## DATA ROWS
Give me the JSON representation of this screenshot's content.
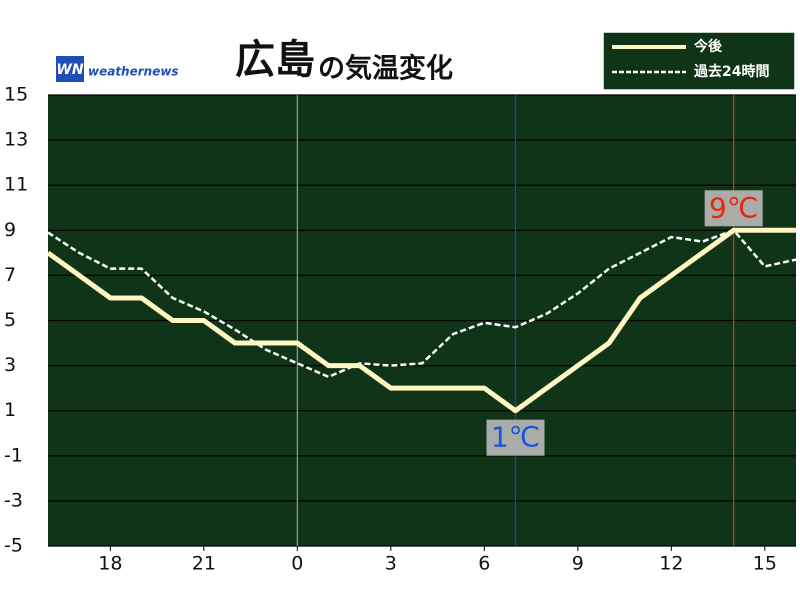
{
  "chart_data": {
    "type": "line",
    "title": "広島",
    "title_suffix": "の気温変化",
    "logo": {
      "mark": "WN",
      "text": "weathernews"
    },
    "x": [
      16,
      17,
      18,
      19,
      20,
      21,
      22,
      23,
      24,
      25,
      26,
      27,
      28,
      29,
      30,
      31,
      32,
      33,
      34,
      35,
      36,
      37,
      38,
      39,
      40
    ],
    "series": [
      {
        "name": "今後",
        "color": "#fff6c2",
        "style": "solid",
        "values": [
          8,
          7,
          6,
          6,
          5,
          5,
          4,
          4,
          4,
          3,
          3,
          2,
          2,
          2,
          2,
          1,
          2,
          3,
          4,
          6,
          7,
          8,
          9,
          9,
          9
        ]
      },
      {
        "name": "過去24時間",
        "color": "#ffffff",
        "style": "dashed",
        "values": [
          8.9,
          8.0,
          7.3,
          7.3,
          6.0,
          5.4,
          4.6,
          3.7,
          3.1,
          2.5,
          3.1,
          3.0,
          3.1,
          4.4,
          4.9,
          4.7,
          5.3,
          6.2,
          7.3,
          8.0,
          8.7,
          8.5,
          9.0,
          7.4,
          7.7
        ]
      }
    ],
    "xlim": [
      16,
      40
    ],
    "xticks": [
      18,
      21,
      {
        "value": 24,
        "label": "0"
      },
      {
        "value": 27,
        "label": "3"
      },
      {
        "value": 30,
        "label": "6"
      },
      {
        "value": 33,
        "label": "9"
      },
      {
        "value": 36,
        "label": "12"
      },
      {
        "value": 39,
        "label": "15"
      }
    ],
    "ylim": [
      -5,
      15
    ],
    "yticks": [
      -5,
      -3,
      -1,
      1,
      3,
      5,
      7,
      9,
      11,
      13,
      15
    ],
    "grid": true,
    "vlines": [
      {
        "x": 24,
        "color": "#9a9a9a"
      },
      {
        "x": 31,
        "color": "#2040c0"
      },
      {
        "x": 38,
        "color": "#d03a1a"
      }
    ],
    "annotations": [
      {
        "text": "1℃",
        "x": 31,
        "y": 1,
        "color": "#1a55e0",
        "position": "below"
      },
      {
        "text": "9℃",
        "x": 38,
        "y": 9,
        "color": "#e8260e",
        "position": "above"
      }
    ],
    "legend": "top-right",
    "background": "#0f3418"
  }
}
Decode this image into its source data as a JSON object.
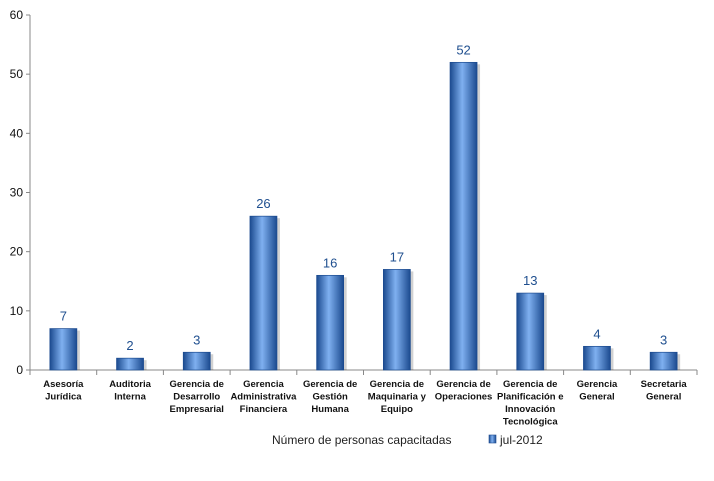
{
  "chart_data": {
    "type": "bar",
    "categories": [
      [
        "Asesoría",
        "Jurídica"
      ],
      [
        "Auditoria",
        "Interna"
      ],
      [
        "Gerencia de",
        "Desarrollo",
        "Empresarial"
      ],
      [
        "Gerencia",
        "Administrativa",
        "Financiera"
      ],
      [
        "Gerencia de",
        "Gestión",
        "Humana"
      ],
      [
        "Gerencia de",
        "Maquinaria y",
        "Equipo"
      ],
      [
        "Gerencia de",
        "Operaciones"
      ],
      [
        "Gerencia de",
        "Planificación e",
        "Innovación",
        "Tecnológica"
      ],
      [
        "Gerencia",
        "General"
      ],
      [
        "Secretaria",
        "General"
      ]
    ],
    "series": [
      {
        "name": "jul-2012",
        "values": [
          7,
          2,
          3,
          26,
          16,
          17,
          52,
          13,
          4,
          3
        ]
      }
    ],
    "xlabel": "Número de personas capacitadas",
    "ylabel": "",
    "ylim": [
      0,
      60
    ],
    "yticks": [
      0,
      10,
      20,
      30,
      40,
      50,
      60
    ],
    "grid": false,
    "legend_position": "bottom",
    "data_labels": true,
    "colors": {
      "bar": "#2e6cc4",
      "bar_light": "#7fb0f0",
      "bar_dark": "#1b4a8f",
      "label": "#1f4f8f",
      "axis": "#888888"
    }
  }
}
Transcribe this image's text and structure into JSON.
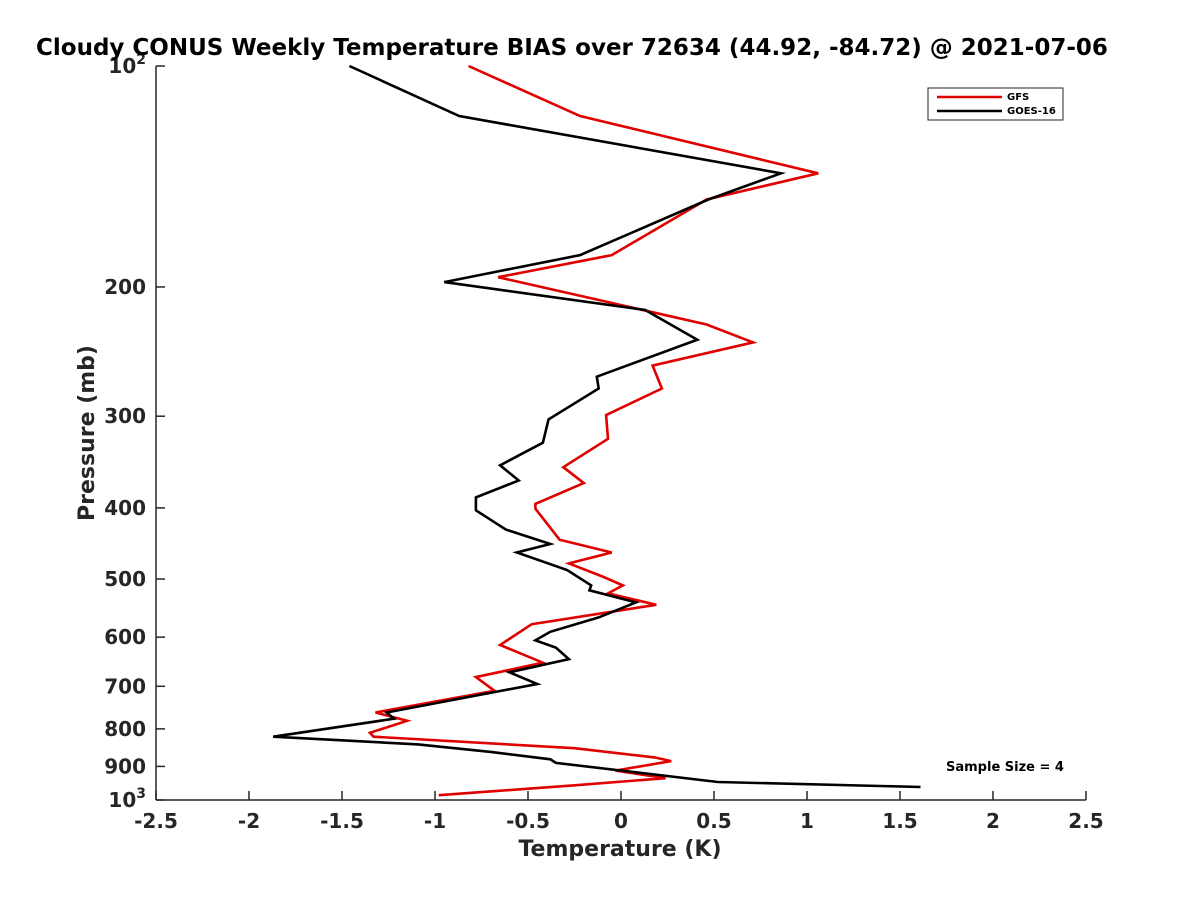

## REQUIREMENTS
Copy out the data above exactly, except the pictures.

## RIGHT ANSWER
Give me the JSON representation of this screenshot's content.
{
  "chart_data": {
    "type": "line",
    "title": "広島",
    "title_suffix": "の気温変化",
    "logo": {
      "mark": "WN",
      "text": "weathernews"
    },
    "x": [
      16,
      17,
      18,
      19,
      20,
      21,
      22,
      23,
      24,
      25,
      26,
      27,
      28,
      29,
      30,
      31,
      32,
      33,
      34,
      35,
      36,
      37,
      38,
      39,
      40
    ],
    "series": [
      {
        "name": "今後",
        "color": "#fff6c2",
        "style": "solid",
        "values": [
          8,
          7,
          6,
          6,
          5,
          5,
          4,
          4,
          4,
          3,
          3,
          2,
          2,
          2,
          2,
          1,
          2,
          3,
          4,
          6,
          7,
          8,
          9,
          9,
          9
        ]
      },
      {
        "name": "過去24時間",
        "color": "#ffffff",
        "style": "dashed",
        "values": [
          8.9,
          8.0,
          7.3,
          7.3,
          6.0,
          5.4,
          4.6,
          3.7,
          3.1,
          2.5,
          3.1,
          3.0,
          3.1,
          4.4,
          4.9,
          4.7,
          5.3,
          6.2,
          7.3,
          8.0,
          8.7,
          8.5,
          9.0,
          7.4,
          7.7
        ]
      }
    ],
    "xlim": [
      16,
      40
    ],
    "xticks": [
      18,
      21,
      {
        "value": 24,
        "label": "0"
      },
      {
        "value": 27,
        "label": "3"
      },
      {
        "value": 30,
        "label": "6"
      },
      {
        "value": 33,
        "label": "9"
      },
      {
        "value": 36,
        "label": "12"
      },
      {
        "value": 39,
        "label": "15"
      }
    ],
    "ylim": [
      -5,
      15
    ],
    "yticks": [
      -5,
      -3,
      -1,
      1,
      3,
      5,
      7,
      9,
      11,
      13,
      15
    ],
    "grid": true,
    "vlines": [
      {
        "x": 24,
        "color": "#9a9a9a"
      },
      {
        "x": 31,
        "color": "#2040c0"
      },
      {
        "x": 38,
        "color": "#d03a1a"
      }
    ],
    "annotations": [
      {
        "text": "1℃",
        "x": 31,
        "y": 1,
        "color": "#1a55e0",
        "position": "below"
      },
      {
        "text": "9℃",
        "x": 38,
        "y": 9,
        "color": "#e8260e",
        "position": "above"
      }
    ],
    "legend": "top-right",
    "background": "#0f3418"
  }
}
Decode this image into its source data as a JSON object.
{
  "chart_data": {
    "type": "bar",
    "categories": [
      [
        "Asesoría",
        "Jurídica"
      ],
      [
        "Auditoria",
        "Interna"
      ],
      [
        "Gerencia de",
        "Desarrollo",
        "Empresarial"
      ],
      [
        "Gerencia",
        "Administrativa",
        "Financiera"
      ],
      [
        "Gerencia de",
        "Gestión",
        "Humana"
      ],
      [
        "Gerencia de",
        "Maquinaria y",
        "Equipo"
      ],
      [
        "Gerencia de",
        "Operaciones"
      ],
      [
        "Gerencia de",
        "Planificación e",
        "Innovación",
        "Tecnológica"
      ],
      [
        "Gerencia",
        "General"
      ],
      [
        "Secretaria",
        "General"
      ]
    ],
    "series": [
      {
        "name": "jul-2012",
        "values": [
          7,
          2,
          3,
          26,
          16,
          17,
          52,
          13,
          4,
          3
        ]
      }
    ],
    "xlabel": "Número de personas capacitadas",
    "ylabel": "",
    "ylim": [
      0,
      60
    ],
    "yticks": [
      0,
      10,
      20,
      30,
      40,
      50,
      60
    ],
    "grid": false,
    "legend_position": "bottom",
    "data_labels": true,
    "colors": {
      "bar": "#2e6cc4",
      "bar_light": "#7fb0f0",
      "bar_dark": "#1b4a8f",
      "label": "#1f4f8f",
      "axis": "#888888"
    }
  }
}
Transcribe this image's text and structure into JSON.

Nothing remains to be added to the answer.